Go through the listing below and gather every line with the word "overall".

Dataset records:
........
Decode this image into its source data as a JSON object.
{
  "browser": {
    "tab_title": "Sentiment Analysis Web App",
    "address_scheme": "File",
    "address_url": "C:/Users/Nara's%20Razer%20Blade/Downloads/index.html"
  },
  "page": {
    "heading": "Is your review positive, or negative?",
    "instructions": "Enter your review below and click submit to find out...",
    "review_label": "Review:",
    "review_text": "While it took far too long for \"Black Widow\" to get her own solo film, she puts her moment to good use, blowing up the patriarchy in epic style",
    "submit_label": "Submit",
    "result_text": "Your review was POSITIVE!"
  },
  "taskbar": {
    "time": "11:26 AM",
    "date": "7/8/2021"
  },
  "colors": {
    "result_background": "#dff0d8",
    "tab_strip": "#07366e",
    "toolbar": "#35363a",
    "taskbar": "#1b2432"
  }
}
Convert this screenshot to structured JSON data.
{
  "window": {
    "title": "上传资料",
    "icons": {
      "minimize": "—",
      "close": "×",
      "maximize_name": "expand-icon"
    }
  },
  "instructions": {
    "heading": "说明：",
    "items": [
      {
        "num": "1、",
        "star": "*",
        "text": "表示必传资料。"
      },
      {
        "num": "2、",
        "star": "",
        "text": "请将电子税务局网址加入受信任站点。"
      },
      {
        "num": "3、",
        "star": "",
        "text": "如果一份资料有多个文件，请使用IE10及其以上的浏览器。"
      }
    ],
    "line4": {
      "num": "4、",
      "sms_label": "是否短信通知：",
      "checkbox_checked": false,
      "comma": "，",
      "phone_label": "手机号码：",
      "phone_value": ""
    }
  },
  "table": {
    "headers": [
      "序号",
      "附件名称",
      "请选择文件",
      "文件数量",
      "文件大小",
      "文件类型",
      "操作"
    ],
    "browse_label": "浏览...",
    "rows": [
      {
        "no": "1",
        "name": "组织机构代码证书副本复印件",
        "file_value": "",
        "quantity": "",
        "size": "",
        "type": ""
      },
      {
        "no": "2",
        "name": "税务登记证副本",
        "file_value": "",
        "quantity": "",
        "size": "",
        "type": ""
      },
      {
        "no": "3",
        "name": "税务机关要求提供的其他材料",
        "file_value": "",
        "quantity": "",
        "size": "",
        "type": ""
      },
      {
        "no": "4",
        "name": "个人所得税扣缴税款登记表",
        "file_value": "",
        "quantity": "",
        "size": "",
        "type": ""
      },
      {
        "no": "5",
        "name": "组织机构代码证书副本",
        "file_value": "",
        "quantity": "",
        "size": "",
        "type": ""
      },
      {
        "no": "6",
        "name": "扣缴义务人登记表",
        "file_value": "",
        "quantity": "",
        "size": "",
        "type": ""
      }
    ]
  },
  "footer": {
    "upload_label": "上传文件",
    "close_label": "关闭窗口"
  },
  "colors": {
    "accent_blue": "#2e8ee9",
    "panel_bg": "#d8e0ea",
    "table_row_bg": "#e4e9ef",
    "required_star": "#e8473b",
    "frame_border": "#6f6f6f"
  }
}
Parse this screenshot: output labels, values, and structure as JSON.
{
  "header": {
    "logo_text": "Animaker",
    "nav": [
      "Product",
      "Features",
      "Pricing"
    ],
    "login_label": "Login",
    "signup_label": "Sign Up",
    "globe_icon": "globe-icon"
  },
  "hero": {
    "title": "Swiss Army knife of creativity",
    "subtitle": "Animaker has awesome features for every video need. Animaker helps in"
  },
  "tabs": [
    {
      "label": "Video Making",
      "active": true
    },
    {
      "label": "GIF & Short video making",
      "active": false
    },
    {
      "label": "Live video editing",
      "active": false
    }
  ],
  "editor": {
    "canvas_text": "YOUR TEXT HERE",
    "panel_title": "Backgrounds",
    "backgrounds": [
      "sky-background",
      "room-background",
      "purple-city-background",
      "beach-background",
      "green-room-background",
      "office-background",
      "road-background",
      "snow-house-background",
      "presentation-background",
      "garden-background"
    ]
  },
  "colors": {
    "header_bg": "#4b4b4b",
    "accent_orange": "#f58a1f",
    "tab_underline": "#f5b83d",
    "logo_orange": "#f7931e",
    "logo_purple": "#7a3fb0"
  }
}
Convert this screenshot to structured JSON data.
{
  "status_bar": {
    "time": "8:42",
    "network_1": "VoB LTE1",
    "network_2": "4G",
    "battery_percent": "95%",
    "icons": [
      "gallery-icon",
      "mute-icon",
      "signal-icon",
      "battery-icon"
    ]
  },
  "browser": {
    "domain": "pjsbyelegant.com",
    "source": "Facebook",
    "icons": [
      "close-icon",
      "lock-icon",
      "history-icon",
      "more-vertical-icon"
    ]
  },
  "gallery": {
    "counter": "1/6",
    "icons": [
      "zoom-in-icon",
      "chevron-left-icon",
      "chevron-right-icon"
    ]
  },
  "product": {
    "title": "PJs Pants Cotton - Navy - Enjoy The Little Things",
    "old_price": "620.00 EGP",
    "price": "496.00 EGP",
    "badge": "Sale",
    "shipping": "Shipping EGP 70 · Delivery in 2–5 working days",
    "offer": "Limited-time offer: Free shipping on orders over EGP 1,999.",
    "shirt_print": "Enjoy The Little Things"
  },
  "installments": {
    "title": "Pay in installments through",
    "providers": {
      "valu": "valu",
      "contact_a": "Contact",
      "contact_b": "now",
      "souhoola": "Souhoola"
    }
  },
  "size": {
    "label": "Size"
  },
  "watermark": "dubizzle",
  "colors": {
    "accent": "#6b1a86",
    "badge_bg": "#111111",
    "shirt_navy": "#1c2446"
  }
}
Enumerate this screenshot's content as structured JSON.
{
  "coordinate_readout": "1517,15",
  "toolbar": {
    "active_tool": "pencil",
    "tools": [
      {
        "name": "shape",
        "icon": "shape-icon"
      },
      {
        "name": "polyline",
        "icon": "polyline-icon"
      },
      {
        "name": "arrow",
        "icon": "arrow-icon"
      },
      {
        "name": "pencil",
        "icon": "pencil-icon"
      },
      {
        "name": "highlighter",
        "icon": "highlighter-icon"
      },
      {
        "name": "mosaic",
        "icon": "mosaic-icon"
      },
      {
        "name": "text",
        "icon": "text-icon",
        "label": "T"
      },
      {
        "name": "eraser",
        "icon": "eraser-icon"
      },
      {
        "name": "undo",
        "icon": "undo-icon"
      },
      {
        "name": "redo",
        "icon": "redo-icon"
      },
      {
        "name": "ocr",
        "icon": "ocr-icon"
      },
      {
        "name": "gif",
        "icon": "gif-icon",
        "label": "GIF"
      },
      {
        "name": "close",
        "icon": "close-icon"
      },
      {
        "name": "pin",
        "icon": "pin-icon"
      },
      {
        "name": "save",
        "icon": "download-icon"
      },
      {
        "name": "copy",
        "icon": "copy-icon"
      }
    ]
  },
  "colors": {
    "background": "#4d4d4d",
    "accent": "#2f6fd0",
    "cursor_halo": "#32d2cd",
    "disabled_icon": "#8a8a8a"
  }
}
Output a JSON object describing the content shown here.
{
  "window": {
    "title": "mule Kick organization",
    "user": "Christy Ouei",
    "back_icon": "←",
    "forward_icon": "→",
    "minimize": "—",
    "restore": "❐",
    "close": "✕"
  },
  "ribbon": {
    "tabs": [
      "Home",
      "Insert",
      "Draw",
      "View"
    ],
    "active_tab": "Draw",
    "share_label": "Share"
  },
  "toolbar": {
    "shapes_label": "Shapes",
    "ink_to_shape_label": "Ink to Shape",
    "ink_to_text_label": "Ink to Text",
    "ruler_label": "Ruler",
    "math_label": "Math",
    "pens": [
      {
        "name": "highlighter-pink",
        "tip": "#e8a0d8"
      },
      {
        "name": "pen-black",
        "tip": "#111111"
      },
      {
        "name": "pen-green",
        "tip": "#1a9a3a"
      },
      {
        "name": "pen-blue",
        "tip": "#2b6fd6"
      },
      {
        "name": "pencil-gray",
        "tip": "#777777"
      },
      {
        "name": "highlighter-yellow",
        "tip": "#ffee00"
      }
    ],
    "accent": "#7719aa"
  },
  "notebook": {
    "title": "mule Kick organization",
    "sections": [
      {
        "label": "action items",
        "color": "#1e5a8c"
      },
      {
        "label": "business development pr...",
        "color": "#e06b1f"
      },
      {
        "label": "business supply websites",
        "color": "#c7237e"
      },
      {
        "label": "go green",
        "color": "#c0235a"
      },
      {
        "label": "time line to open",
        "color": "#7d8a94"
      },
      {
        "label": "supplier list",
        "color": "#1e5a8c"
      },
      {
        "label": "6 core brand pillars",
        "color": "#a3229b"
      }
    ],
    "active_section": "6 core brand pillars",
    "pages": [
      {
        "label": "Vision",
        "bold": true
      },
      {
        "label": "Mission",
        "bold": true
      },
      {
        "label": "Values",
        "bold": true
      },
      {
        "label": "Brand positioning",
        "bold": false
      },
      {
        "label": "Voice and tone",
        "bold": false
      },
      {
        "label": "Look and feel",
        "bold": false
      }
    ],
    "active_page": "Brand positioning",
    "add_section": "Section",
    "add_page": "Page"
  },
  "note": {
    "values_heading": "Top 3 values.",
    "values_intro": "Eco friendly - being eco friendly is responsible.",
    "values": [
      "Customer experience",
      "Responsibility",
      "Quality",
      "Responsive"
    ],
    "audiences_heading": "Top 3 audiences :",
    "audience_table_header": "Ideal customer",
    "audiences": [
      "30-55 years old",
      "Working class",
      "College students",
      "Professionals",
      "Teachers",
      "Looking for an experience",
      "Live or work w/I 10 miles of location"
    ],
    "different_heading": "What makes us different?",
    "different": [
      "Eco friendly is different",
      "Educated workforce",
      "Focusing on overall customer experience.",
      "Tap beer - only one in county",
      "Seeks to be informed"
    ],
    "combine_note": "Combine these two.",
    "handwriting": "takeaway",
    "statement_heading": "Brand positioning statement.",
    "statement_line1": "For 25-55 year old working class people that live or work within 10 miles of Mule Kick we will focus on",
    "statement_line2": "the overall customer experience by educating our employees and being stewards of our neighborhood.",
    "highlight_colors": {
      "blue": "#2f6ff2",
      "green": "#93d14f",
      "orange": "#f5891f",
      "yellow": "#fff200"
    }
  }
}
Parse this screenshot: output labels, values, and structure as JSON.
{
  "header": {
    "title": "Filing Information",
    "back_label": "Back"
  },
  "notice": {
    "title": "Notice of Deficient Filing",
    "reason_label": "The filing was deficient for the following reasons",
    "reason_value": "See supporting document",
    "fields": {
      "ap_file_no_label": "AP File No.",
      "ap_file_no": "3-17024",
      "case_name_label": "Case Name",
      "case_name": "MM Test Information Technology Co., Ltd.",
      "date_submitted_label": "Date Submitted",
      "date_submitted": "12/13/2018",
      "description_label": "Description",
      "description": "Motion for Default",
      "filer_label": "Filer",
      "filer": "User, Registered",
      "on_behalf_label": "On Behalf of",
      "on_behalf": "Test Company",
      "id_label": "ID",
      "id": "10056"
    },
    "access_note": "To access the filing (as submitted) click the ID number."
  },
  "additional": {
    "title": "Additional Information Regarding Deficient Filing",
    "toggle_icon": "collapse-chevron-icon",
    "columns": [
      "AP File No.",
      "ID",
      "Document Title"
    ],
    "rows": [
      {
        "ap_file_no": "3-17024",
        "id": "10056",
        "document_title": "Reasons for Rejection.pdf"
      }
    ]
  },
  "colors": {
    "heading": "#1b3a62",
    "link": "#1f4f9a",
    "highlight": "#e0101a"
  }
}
........
■ **Response**
      "Focusing on overall customer experience.",
    "statement_line2": "the overall customer experience by educating our employees and being stewards of our neighborhood.",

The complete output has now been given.